• What is required:
Read the records and write them out again exactly.
::: Given information :::
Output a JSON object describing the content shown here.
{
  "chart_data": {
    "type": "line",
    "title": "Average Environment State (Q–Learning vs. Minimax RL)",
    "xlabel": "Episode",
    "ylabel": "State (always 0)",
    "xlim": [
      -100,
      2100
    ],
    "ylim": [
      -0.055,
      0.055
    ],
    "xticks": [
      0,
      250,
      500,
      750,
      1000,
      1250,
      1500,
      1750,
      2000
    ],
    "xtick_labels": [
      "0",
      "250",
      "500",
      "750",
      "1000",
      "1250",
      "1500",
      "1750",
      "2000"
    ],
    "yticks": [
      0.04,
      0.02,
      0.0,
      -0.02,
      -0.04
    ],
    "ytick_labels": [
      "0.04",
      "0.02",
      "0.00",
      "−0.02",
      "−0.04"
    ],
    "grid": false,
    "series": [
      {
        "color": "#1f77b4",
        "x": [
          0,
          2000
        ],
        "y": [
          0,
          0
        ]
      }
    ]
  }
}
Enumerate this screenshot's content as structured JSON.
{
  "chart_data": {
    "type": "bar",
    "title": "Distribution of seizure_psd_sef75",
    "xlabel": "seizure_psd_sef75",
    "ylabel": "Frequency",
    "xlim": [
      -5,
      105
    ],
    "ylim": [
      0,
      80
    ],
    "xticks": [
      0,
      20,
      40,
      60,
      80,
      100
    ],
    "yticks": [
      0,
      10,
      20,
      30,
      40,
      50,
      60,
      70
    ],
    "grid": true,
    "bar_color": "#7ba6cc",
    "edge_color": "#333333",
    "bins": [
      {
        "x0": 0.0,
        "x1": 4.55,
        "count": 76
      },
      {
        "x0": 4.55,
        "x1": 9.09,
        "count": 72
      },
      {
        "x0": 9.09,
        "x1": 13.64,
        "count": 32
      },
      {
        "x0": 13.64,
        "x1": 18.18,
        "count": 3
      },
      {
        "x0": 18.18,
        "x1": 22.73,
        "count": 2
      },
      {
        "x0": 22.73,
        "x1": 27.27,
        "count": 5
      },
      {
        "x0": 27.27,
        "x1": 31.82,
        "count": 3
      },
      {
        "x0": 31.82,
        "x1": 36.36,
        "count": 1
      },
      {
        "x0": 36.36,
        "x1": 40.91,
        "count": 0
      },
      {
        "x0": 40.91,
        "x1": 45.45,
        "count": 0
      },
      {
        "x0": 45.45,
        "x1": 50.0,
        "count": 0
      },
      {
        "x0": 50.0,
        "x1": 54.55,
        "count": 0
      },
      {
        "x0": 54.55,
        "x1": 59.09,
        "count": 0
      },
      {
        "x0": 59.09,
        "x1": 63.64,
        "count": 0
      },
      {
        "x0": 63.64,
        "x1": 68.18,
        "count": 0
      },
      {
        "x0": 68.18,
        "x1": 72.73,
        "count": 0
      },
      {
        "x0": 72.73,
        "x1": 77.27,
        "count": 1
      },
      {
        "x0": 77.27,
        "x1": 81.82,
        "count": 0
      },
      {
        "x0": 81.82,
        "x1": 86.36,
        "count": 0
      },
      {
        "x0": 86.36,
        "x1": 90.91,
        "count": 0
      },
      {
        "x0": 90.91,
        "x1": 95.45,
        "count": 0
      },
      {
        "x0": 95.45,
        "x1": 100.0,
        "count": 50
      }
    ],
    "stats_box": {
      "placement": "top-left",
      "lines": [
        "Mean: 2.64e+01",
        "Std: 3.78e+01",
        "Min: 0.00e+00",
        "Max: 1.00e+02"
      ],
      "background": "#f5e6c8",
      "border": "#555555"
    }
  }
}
:::
• The result:
Output a JSON object describing the content shown here.
{
  "chart_data": {
    "type": "line",
    "title": "Average Environment State (Q–Learning vs. Minimax RL)",
    "xlabel": "Episode",
    "ylabel": "State (always 0)",
    "xlim": [
      -100,
      2100
    ],
    "ylim": [
      -0.055,
      0.055
    ],
    "xticks": [
      0,
      250,
      500,
      750,
      1000,
      1250,
      1500,
      1750,
      2000
    ],
    "xtick_labels": [
      "0",
      "250",
      "500",
      "750",
      "1000",
      "1250",
      "1500",
      "1750",
      "2000"
    ],
    "yticks": [
      0.04,
      0.02,
      0.0,
      -0.02,
      -0.04
    ],
    "ytick_labels": [
      "0.04",
      "0.02",
      "0.00",
      "−0.02",
      "−0.04"
    ],
    "grid": false,
    "series": [
      {
        "color": "#1f77b4",
        "x": [
          0,
          2000
        ],
        "y": [
          0,
          0
        ]
      }
    ]
  }
}
Enumerate this screenshot's content as structured JSON.
{
  "chart_data": {
    "type": "bar",
    "title": "Distribution of seizure_psd_sef75",
    "xlabel": "seizure_psd_sef75",
    "ylabel": "Frequency",
    "xlim": [
      -5,
      105
    ],
    "ylim": [
      0,
      80
    ],
    "xticks": [
      0,
      20,
      40,
      60,
      80,
      100
    ],
    "yticks": [
      0,
      10,
      20,
      30,
      40,
      50,
      60,
      70
    ],
    "grid": true,
    "bar_color": "#7ba6cc",
    "edge_color": "#333333",
    "bins": [
      {
        "x0": 0.0,
        "x1": 4.55,
        "count": 76
      },
      {
        "x0": 4.55,
        "x1": 9.09,
        "count": 72
      },
      {
        "x0": 9.09,
        "x1": 13.64,
        "count": 32
      },
      {
        "x0": 13.64,
        "x1": 18.18,
        "count": 3
      },
      {
        "x0": 18.18,
        "x1": 22.73,
        "count": 2
      },
      {
        "x0": 22.73,
        "x1": 27.27,
        "count": 5
      },
      {
        "x0": 27.27,
        "x1": 31.82,
        "count": 3
      },
      {
        "x0": 31.82,
        "x1": 36.36,
        "count": 1
      },
      {
        "x0": 36.36,
        "x1": 40.91,
        "count": 0
      },
      {
        "x0": 40.91,
        "x1": 45.45,
        "count": 0
      },
      {
        "x0": 45.45,
        "x1": 50.0,
        "count": 0
      },
      {
        "x0": 50.0,
        "x1": 54.55,
        "count": 0
      },
      {
        "x0": 54.55,
        "x1": 59.09,
        "count": 0
      },
      {
        "x0": 59.09,
        "x1": 63.64,
        "count": 0
      },
      {
        "x0": 63.64,
        "x1": 68.18,
        "count": 0
      },
      {
        "x0": 68.18,
        "x1": 72.73,
        "count": 0
      },
      {
        "x0": 72.73,
        "x1": 77.27,
        "count": 1
      },
      {
        "x0": 77.27,
        "x1": 81.82,
        "count": 0
      },
      {
        "x0": 81.82,
        "x1": 86.36,
        "count": 0
      },
      {
        "x0": 86.36,
        "x1": 90.91,
        "count": 0
      },
      {
        "x0": 90.91,
        "x1": 95.45,
        "count": 0
      },
      {
        "x0": 95.45,
        "x1": 100.0,
        "count": 50
      }
    ],
    "stats_box": {
      "placement": "top-left",
      "lines": [
        "Mean: 2.64e+01",
        "Std: 3.78e+01",
        "Min: 0.00e+00",
        "Max: 1.00e+02"
      ],
      "background": "#f5e6c8",
      "border": "#555555"
    }
  }
}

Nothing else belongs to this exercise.